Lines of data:
######
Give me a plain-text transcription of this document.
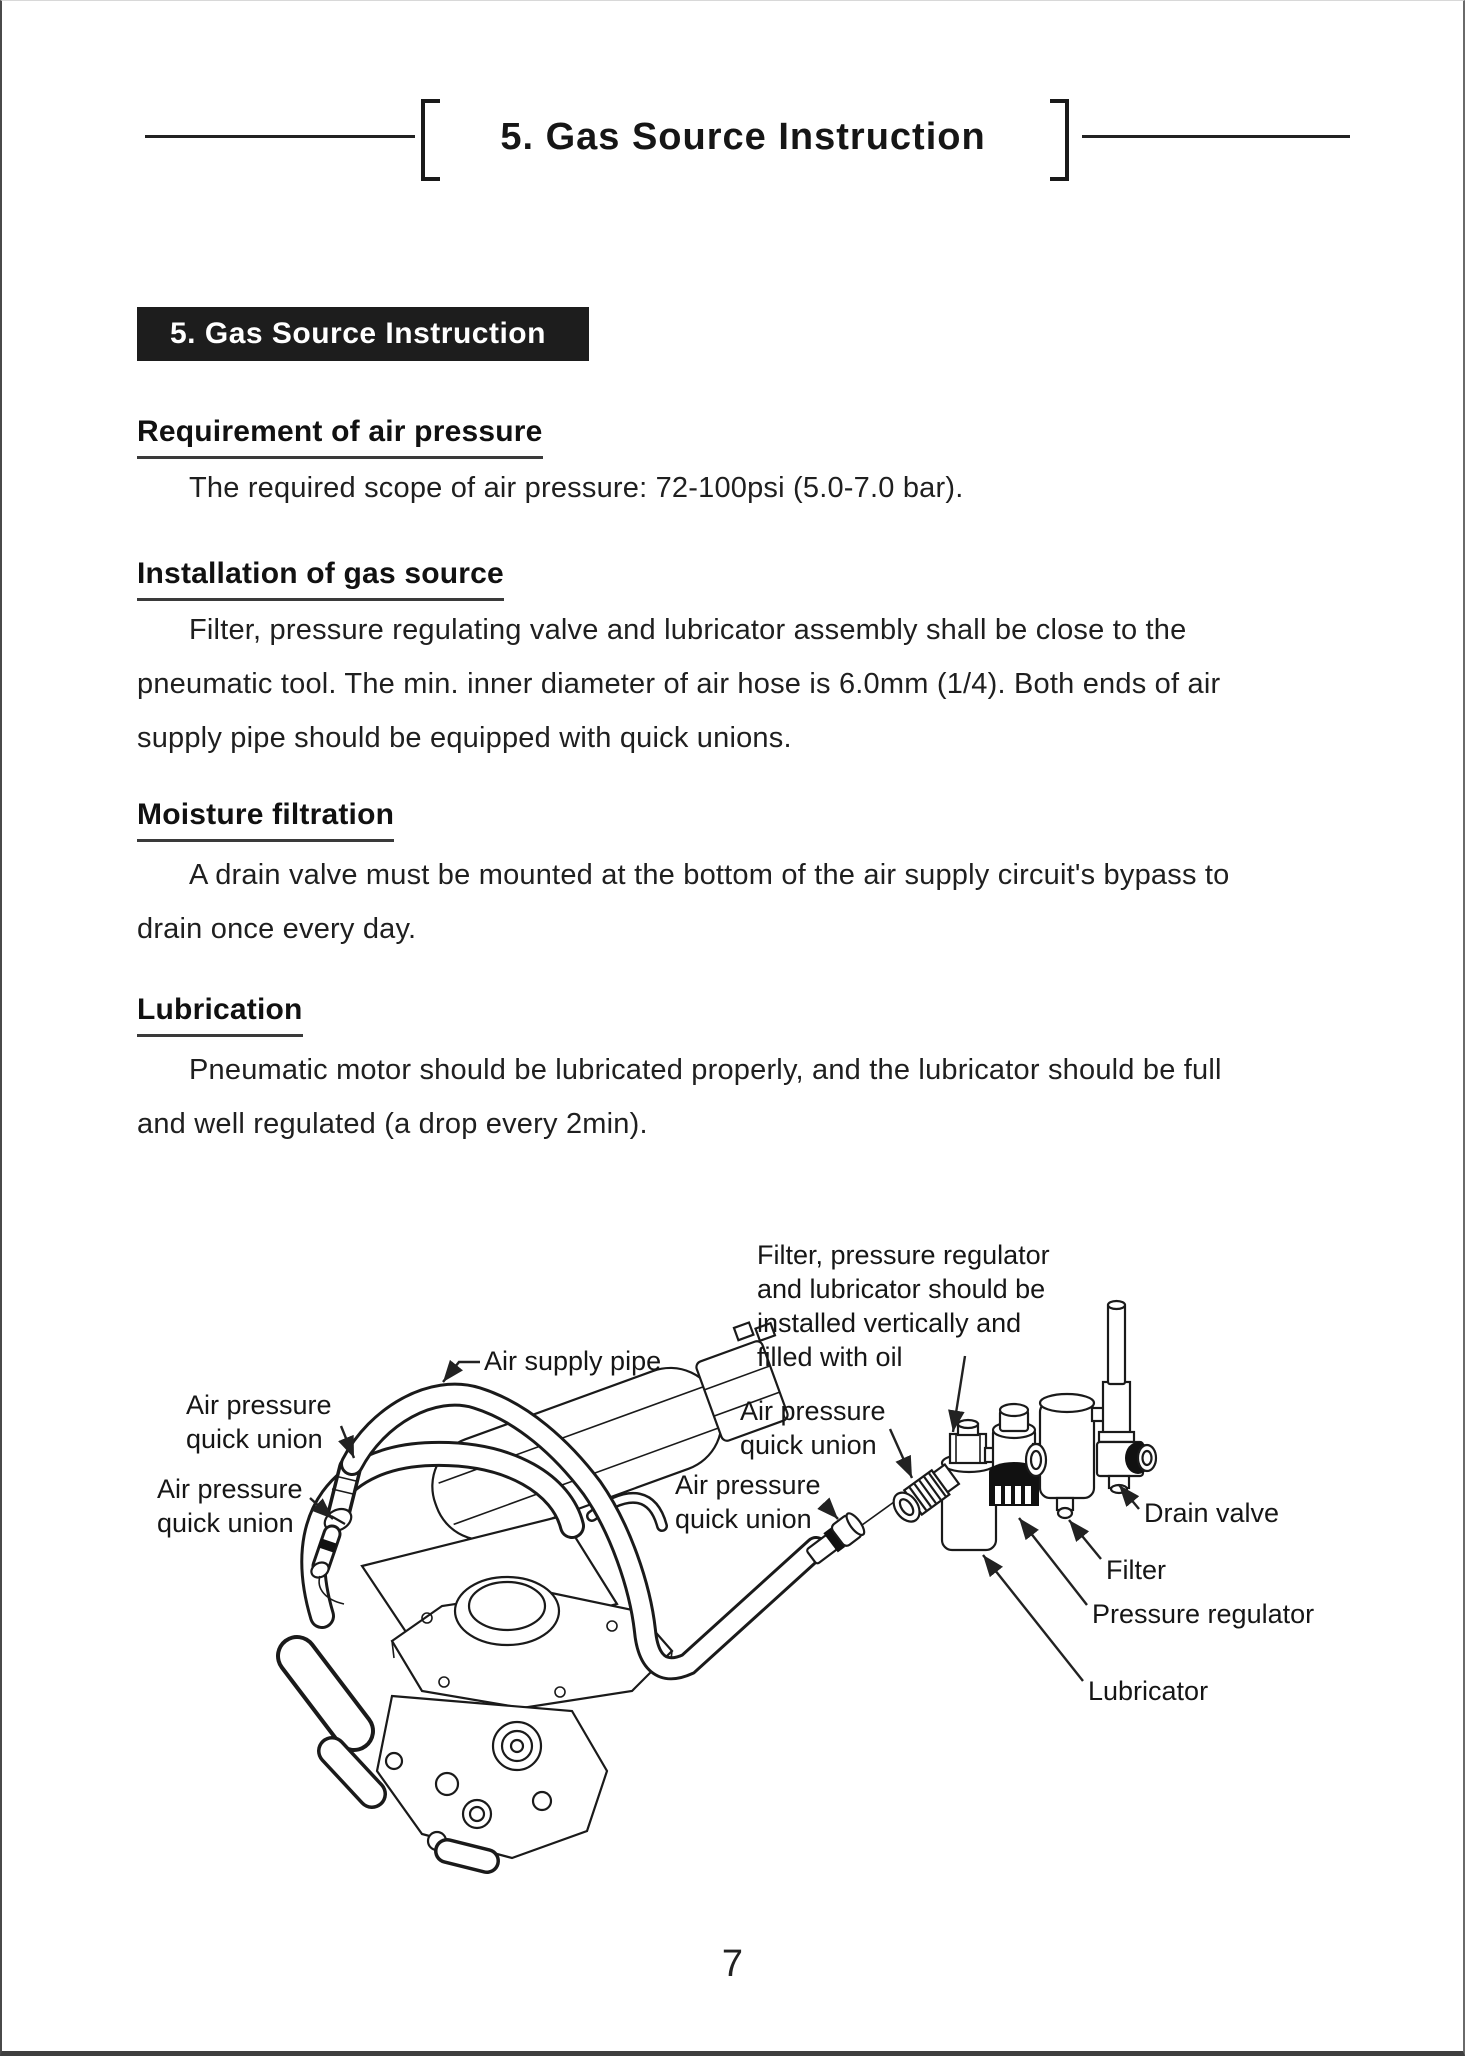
5. Gas Source Instruction
5. Gas Source Instruction
Requirement of air pressure
The required scope of air pressure: 72-100psi (5.0-7.0 bar).
Installation of gas source
Filter, pressure regulating valve and lubricator assembly shall be close to the
pneumatic tool. The min. inner diameter of air hose is 6.0mm (1/4). Both ends of air
supply pipe should be equipped with quick unions.
Moisture filtration
A drain valve must be mounted at the bottom of the air supply circuit's bypass to
drain once every day.
Lubrication
Pneumatic motor should be lubricated properly, and the lubricator should be full
and well regulated (a drop every 2min).
Filter, pressure regulator
and lubricator should be
installed vertically and
filled with oil
Air supply pipe
Air pressure
quick union
Air pressure
quick union
Air pressure
quick union
Air pressure
quick union	Drain valve
Filter
Pressure regulator
Lubricator
7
######
What you will do:
Each record must be quoted in full and exactly. Do not include the pictures.

Reply:
Give me a plain-text transcription of this document.
5. Gas Source Instruction
5. Gas Source Instruction
Requirement of air pressure
The required scope of air pressure: 72-100psi (5.0-7.0 bar).
Installation of gas source
Filter, pressure regulating valve and lubricator assembly shall be close to the
pneumatic tool. The min. inner diameter of air hose is 6.0mm (1/4). Both ends of air
supply pipe should be equipped with quick unions.
Moisture filtration
A drain valve must be mounted at the bottom of the air supply circuit's bypass to
drain once every day.
Lubrication
Pneumatic motor should be lubricated properly, and the lubricator should be full
and well regulated (a drop every 2min).
Filter, pressure regulator
and lubricator should be
installed vertically and
filled with oil
Air supply pipe
Air pressure
quick union
Air pressure
quick union
Air pressure
quick union
Air pressure
quick union	Drain valve
Filter
Pressure regulator
Lubricator
7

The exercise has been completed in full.